## Begin SUPPLIED DATA

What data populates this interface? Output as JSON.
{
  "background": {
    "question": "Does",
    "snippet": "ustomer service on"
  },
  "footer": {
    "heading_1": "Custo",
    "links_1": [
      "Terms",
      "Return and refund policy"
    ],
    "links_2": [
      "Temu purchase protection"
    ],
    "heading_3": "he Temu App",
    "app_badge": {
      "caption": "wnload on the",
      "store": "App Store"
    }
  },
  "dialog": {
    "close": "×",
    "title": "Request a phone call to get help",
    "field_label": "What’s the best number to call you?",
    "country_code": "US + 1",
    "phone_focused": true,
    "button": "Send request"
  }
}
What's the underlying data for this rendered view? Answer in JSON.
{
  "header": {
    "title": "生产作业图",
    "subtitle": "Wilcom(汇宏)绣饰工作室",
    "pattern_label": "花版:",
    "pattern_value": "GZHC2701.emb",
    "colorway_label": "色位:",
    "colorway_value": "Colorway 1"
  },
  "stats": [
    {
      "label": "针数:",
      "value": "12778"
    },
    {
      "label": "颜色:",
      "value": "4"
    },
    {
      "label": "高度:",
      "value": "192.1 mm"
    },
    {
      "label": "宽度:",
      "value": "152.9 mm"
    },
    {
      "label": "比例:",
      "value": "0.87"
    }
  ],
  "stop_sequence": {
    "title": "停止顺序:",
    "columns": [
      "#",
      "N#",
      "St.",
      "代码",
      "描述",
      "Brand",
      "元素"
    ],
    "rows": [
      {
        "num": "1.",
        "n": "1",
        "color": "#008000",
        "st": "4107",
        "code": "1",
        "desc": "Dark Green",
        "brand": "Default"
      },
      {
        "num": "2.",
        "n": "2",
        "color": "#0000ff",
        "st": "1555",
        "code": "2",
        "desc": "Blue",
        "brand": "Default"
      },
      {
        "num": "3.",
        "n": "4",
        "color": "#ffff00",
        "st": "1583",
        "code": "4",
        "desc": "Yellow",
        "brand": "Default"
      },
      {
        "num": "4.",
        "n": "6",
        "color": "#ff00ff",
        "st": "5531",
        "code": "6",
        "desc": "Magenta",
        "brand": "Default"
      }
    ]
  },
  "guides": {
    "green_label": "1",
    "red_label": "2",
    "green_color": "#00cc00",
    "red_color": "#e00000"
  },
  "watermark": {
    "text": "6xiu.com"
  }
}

## End SUPPLIED DATA

THE TASK: All of the entries must be quoted exactly; please include each one.

COMPLETE ANSWER:
What data populates this interface? Output as JSON.
{
  "background": {
    "question": "Does",
    "snippet": "ustomer service on"
  },
  "footer": {
    "heading_1": "Custo",
    "links_1": [
      "Terms",
      "Return and refund policy"
    ],
    "links_2": [
      "Temu purchase protection"
    ],
    "heading_3": "he Temu App",
    "app_badge": {
      "caption": "wnload on the",
      "store": "App Store"
    }
  },
  "dialog": {
    "close": "×",
    "title": "Request a phone call to get help",
    "field_label": "What’s the best number to call you?",
    "country_code": "US + 1",
    "phone_focused": true,
    "button": "Send request"
  }
}
What's the underlying data for this rendered view? Answer in JSON.
{
  "header": {
    "title": "生产作业图",
    "subtitle": "Wilcom(汇宏)绣饰工作室",
    "pattern_label": "花版:",
    "pattern_value": "GZHC2701.emb",
    "colorway_label": "色位:",
    "colorway_value": "Colorway 1"
  },
  "stats": [
    {
      "label": "针数:",
      "value": "12778"
    },
    {
      "label": "颜色:",
      "value": "4"
    },
    {
      "label": "高度:",
      "value": "192.1 mm"
    },
    {
      "label": "宽度:",
      "value": "152.9 mm"
    },
    {
      "label": "比例:",
      "value": "0.87"
    }
  ],
  "stop_sequence": {
    "title": "停止顺序:",
    "columns": [
      "#",
      "N#",
      "St.",
      "代码",
      "描述",
      "Brand",
      "元素"
    ],
    "rows": [
      {
        "num": "1.",
        "n": "1",
        "color": "#008000",
        "st": "4107",
        "code": "1",
        "desc": "Dark Green",
        "brand": "Default"
      },
      {
        "num": "2.",
        "n": "2",
        "color": "#0000ff",
        "st": "1555",
        "code": "2",
        "desc": "Blue",
        "brand": "Default"
      },
      {
        "num": "3.",
        "n": "4",
        "color": "#ffff00",
        "st": "1583",
        "code": "4",
        "desc": "Yellow",
        "brand": "Default"
      },
      {
        "num": "4.",
        "n": "6",
        "color": "#ff00ff",
        "st": "5531",
        "code": "6",
        "desc": "Magenta",
        "brand": "Default"
      }
    ]
  },
  "guides": {
    "green_label": "1",
    "red_label": "2",
    "green_color": "#00cc00",
    "red_color": "#e00000"
  },
  "watermark": {
    "text": "6xiu.com"
  }
}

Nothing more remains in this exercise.